Exercise task: Out of the lines in this data, how many include "Сталин"? Give the number and nothing else.
>> BEGIN Provided material
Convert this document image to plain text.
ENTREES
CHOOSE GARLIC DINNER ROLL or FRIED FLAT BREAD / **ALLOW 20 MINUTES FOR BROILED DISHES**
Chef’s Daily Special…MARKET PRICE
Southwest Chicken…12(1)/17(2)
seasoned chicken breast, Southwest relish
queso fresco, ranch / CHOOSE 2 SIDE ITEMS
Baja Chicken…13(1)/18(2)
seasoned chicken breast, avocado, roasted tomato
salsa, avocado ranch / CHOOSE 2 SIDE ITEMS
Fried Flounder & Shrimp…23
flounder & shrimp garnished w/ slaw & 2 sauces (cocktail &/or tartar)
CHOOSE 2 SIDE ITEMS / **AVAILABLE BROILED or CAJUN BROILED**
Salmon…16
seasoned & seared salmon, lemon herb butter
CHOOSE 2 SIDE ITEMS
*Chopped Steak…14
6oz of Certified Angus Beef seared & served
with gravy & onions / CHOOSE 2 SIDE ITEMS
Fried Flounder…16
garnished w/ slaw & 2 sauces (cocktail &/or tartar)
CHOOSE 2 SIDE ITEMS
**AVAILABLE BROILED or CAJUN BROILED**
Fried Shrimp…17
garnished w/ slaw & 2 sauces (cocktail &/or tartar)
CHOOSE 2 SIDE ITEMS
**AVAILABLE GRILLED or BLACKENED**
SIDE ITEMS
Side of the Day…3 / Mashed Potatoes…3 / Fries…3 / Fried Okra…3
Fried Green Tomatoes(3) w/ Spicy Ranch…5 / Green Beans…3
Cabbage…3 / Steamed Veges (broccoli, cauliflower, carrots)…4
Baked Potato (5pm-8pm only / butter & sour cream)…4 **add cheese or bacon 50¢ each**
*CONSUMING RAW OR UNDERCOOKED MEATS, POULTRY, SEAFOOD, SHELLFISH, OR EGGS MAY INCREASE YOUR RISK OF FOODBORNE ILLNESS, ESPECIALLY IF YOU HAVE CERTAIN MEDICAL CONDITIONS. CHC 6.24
>> END Provided material
>> BEGIN Provided material
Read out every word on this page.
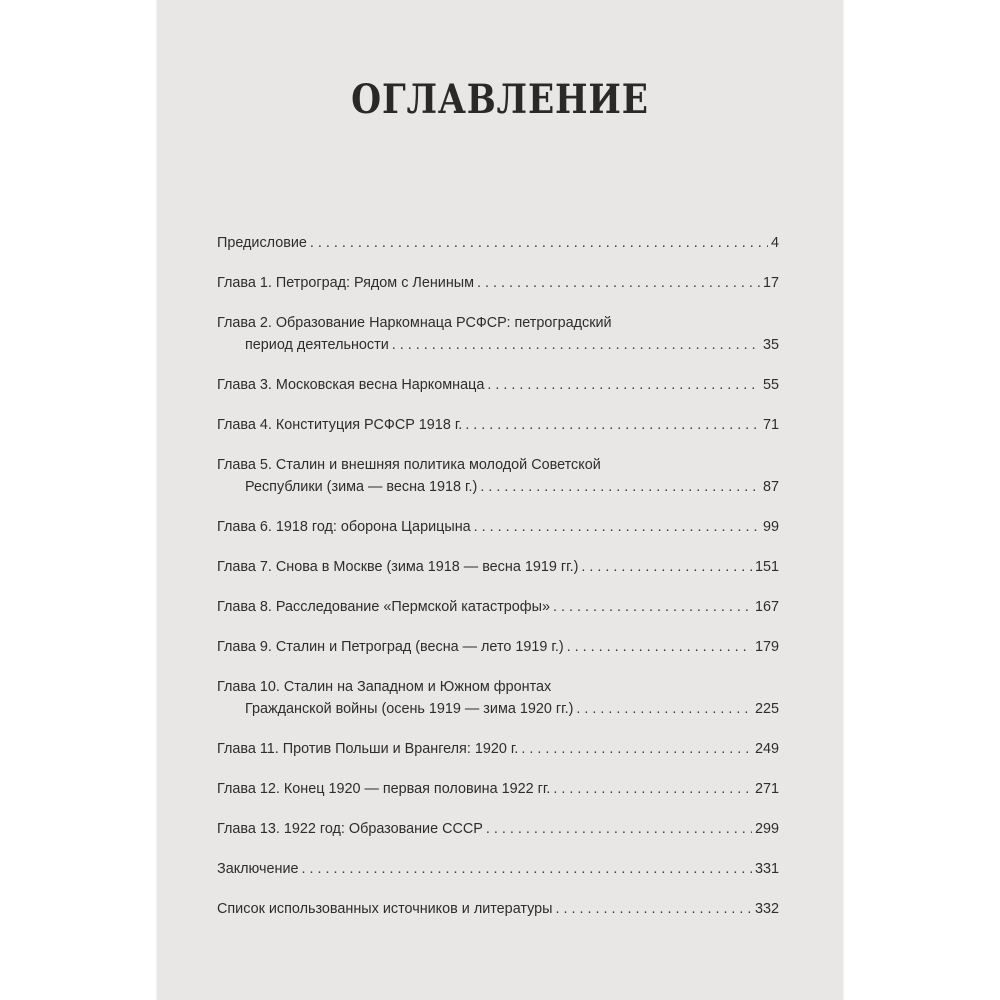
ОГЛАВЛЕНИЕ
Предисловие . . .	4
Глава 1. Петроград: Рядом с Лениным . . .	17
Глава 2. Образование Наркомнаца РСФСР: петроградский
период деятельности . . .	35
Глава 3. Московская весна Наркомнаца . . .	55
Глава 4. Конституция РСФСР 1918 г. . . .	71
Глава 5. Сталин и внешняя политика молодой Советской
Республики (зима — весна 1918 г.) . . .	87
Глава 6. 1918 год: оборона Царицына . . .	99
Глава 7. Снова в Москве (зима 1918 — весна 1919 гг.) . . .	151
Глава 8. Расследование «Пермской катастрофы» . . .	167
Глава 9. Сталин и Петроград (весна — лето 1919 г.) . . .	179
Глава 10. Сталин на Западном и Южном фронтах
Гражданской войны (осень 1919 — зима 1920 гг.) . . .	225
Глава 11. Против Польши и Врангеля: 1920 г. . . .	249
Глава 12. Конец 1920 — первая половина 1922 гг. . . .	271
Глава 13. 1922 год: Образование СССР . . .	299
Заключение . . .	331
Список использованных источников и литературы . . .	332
>> END Provided material
Reply: 3